#### The data
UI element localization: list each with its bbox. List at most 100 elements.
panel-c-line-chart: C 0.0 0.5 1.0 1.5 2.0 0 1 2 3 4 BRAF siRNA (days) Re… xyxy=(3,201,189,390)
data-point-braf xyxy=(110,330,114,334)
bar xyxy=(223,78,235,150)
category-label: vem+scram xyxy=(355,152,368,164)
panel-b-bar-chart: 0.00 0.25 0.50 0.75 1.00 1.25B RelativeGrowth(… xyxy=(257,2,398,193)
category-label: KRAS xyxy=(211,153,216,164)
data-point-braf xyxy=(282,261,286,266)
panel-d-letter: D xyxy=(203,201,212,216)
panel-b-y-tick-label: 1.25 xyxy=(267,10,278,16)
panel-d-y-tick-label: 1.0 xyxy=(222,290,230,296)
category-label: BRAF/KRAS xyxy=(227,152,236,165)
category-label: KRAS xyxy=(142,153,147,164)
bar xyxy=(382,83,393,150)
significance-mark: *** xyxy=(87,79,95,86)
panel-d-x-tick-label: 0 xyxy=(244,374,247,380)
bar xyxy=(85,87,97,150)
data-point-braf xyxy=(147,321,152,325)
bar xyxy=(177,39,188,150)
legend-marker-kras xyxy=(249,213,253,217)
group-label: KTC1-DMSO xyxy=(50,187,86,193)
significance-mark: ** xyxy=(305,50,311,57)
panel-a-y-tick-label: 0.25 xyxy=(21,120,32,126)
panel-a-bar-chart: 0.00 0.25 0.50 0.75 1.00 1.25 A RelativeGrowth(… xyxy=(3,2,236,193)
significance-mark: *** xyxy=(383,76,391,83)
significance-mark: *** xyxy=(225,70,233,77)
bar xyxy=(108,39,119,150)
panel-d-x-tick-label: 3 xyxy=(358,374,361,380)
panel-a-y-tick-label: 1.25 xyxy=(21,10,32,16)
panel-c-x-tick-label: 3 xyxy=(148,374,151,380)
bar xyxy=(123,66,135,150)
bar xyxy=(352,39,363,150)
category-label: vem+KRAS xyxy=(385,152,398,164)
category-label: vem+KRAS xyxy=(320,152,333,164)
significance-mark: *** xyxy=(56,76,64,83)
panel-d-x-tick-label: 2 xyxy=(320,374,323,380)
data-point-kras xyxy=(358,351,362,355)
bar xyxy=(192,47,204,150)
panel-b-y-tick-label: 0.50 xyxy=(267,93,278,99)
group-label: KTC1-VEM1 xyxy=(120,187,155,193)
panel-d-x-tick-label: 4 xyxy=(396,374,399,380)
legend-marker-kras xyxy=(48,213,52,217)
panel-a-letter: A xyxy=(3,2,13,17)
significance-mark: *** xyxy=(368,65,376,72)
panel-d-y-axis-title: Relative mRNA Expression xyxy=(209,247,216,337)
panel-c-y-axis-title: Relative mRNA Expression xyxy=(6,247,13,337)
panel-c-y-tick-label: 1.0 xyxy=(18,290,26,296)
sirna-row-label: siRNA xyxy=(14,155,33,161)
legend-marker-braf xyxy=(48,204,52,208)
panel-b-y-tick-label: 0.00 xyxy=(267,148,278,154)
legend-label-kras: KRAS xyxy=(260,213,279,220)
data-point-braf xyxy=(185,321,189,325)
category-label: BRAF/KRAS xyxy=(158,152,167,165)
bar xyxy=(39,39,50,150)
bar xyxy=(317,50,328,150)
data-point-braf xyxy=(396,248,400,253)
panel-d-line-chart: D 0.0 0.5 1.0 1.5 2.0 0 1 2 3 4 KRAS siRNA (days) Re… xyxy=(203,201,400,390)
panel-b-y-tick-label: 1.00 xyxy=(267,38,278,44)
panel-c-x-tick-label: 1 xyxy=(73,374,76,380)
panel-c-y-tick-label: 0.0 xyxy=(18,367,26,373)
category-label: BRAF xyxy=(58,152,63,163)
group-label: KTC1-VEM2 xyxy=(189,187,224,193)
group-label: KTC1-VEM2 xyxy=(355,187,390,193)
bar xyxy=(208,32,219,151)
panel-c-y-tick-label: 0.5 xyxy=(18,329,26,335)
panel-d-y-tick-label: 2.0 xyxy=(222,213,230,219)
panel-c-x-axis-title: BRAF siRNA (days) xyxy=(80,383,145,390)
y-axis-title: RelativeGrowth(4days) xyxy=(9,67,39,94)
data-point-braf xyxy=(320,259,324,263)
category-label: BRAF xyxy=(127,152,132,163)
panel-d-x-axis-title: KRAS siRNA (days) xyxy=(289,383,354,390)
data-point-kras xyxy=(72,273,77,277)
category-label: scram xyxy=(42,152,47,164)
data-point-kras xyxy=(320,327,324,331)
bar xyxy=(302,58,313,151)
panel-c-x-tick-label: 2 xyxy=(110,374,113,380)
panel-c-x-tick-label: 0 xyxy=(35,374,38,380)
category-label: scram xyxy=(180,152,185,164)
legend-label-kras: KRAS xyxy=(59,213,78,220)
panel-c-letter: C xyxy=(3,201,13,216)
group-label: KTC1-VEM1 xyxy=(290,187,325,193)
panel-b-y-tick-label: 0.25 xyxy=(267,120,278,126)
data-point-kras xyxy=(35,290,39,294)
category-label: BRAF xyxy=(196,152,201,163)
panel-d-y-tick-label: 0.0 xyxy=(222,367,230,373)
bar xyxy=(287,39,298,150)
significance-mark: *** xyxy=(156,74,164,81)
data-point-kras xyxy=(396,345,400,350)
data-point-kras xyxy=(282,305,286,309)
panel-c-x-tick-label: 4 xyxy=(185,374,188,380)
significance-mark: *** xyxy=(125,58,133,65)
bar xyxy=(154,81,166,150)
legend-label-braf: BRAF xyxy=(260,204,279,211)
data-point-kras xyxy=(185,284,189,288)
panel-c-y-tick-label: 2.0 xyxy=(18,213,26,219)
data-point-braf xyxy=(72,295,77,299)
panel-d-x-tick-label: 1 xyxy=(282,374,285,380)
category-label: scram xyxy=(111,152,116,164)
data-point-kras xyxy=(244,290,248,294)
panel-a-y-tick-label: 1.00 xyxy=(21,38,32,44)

#### Task description
What is needed is every line of the records that contains the word "mRNA".

#### Task output
panel-d-y-axis-title: Relative mRNA Expression xyxy=(209,247,216,337)
panel-c-y-axis-title: Relative mRNA Expression xyxy=(6,247,13,337)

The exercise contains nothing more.